- _What you are asked to do_: Extract every line below, verbatim.

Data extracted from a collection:
· · ·

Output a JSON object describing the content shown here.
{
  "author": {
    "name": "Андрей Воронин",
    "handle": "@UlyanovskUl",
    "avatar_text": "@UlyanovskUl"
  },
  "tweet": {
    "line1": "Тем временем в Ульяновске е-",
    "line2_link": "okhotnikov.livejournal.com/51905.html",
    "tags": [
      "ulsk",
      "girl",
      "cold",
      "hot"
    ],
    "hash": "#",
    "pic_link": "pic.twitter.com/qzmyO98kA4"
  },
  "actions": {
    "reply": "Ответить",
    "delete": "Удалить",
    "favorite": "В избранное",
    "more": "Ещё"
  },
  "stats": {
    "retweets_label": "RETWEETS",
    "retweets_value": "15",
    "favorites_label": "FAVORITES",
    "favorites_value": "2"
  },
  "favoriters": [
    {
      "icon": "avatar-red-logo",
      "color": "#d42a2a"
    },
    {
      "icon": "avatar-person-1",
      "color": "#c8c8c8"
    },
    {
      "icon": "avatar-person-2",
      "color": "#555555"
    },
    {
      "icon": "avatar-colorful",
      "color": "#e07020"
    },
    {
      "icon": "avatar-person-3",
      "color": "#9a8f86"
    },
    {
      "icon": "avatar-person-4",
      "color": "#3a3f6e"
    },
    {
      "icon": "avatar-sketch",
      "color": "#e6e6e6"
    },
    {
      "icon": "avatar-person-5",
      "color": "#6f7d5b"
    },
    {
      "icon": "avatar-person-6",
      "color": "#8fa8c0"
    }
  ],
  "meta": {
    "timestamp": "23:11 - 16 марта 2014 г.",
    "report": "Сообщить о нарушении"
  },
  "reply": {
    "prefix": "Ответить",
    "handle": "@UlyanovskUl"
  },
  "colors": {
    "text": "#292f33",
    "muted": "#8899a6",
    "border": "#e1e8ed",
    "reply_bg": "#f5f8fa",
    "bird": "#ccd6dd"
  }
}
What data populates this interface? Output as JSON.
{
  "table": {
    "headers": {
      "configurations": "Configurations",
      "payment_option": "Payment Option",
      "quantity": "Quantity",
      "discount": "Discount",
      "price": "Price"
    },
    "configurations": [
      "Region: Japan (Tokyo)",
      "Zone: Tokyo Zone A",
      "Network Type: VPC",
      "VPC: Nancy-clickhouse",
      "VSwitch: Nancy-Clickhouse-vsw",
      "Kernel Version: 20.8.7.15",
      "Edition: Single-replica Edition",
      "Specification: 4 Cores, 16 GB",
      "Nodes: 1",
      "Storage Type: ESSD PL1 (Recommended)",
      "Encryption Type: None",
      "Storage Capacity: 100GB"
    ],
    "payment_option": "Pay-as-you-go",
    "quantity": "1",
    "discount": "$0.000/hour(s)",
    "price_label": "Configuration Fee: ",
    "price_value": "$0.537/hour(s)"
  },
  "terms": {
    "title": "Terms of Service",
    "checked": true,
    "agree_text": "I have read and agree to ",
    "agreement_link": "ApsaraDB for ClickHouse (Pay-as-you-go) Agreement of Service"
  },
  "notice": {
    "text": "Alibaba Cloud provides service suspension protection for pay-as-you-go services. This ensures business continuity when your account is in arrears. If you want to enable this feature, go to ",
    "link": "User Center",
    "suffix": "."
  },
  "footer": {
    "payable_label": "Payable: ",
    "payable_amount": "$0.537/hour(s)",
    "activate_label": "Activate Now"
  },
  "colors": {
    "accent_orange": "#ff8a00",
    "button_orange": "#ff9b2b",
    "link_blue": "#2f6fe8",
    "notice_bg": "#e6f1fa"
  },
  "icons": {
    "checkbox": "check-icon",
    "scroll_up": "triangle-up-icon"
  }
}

· · ·

- _Response_:
Output a JSON object describing the content shown here.
{
  "author": {
    "name": "Андрей Воронин",
    "handle": "@UlyanovskUl",
    "avatar_text": "@UlyanovskUl"
  },
  "tweet": {
    "line1": "Тем временем в Ульяновске е-",
    "line2_link": "okhotnikov.livejournal.com/51905.html",
    "tags": [
      "ulsk",
      "girl",
      "cold",
      "hot"
    ],
    "hash": "#",
    "pic_link": "pic.twitter.com/qzmyO98kA4"
  },
  "actions": {
    "reply": "Ответить",
    "delete": "Удалить",
    "favorite": "В избранное",
    "more": "Ещё"
  },
  "stats": {
    "retweets_label": "RETWEETS",
    "retweets_value": "15",
    "favorites_label": "FAVORITES",
    "favorites_value": "2"
  },
  "favoriters": [
    {
      "icon": "avatar-red-logo",
      "color": "#d42a2a"
    },
    {
      "icon": "avatar-person-1",
      "color": "#c8c8c8"
    },
    {
      "icon": "avatar-person-2",
      "color": "#555555"
    },
    {
      "icon": "avatar-colorful",
      "color": "#e07020"
    },
    {
      "icon": "avatar-person-3",
      "color": "#9a8f86"
    },
    {
      "icon": "avatar-person-4",
      "color": "#3a3f6e"
    },
    {
      "icon": "avatar-sketch",
      "color": "#e6e6e6"
    },
    {
      "icon": "avatar-person-5",
      "color": "#6f7d5b"
    },
    {
      "icon": "avatar-person-6",
      "color": "#8fa8c0"
    }
  ],
  "meta": {
    "timestamp": "23:11 - 16 марта 2014 г.",
    "report": "Сообщить о нарушении"
  },
  "reply": {
    "prefix": "Ответить",
    "handle": "@UlyanovskUl"
  },
  "colors": {
    "text": "#292f33",
    "muted": "#8899a6",
    "border": "#e1e8ed",
    "reply_bg": "#f5f8fa",
    "bird": "#ccd6dd"
  }
}
What data populates this interface? Output as JSON.
{
  "table": {
    "headers": {
      "configurations": "Configurations",
      "payment_option": "Payment Option",
      "quantity": "Quantity",
      "discount": "Discount",
      "price": "Price"
    },
    "configurations": [
      "Region: Japan (Tokyo)",
      "Zone: Tokyo Zone A",
      "Network Type: VPC",
      "VPC: Nancy-clickhouse",
      "VSwitch: Nancy-Clickhouse-vsw",
      "Kernel Version: 20.8.7.15",
      "Edition: Single-replica Edition",
      "Specification: 4 Cores, 16 GB",
      "Nodes: 1",
      "Storage Type: ESSD PL1 (Recommended)",
      "Encryption Type: None",
      "Storage Capacity: 100GB"
    ],
    "payment_option": "Pay-as-you-go",
    "quantity": "1",
    "discount": "$0.000/hour(s)",
    "price_label": "Configuration Fee: ",
    "price_value": "$0.537/hour(s)"
  },
  "terms": {
    "title": "Terms of Service",
    "checked": true,
    "agree_text": "I have read and agree to ",
    "agreement_link": "ApsaraDB for ClickHouse (Pay-as-you-go) Agreement of Service"
  },
  "notice": {
    "text": "Alibaba Cloud provides service suspension protection for pay-as-you-go services. This ensures business continuity when your account is in arrears. If you want to enable this feature, go to ",
    "link": "User Center",
    "suffix": "."
  },
  "footer": {
    "payable_label": "Payable: ",
    "payable_amount": "$0.537/hour(s)",
    "activate_label": "Activate Now"
  },
  "colors": {
    "accent_orange": "#ff8a00",
    "button_orange": "#ff9b2b",
    "link_blue": "#2f6fe8",
    "notice_bg": "#e6f1fa"
  },
  "icons": {
    "checkbox": "check-icon",
    "scroll_up": "triangle-up-icon"
  }
}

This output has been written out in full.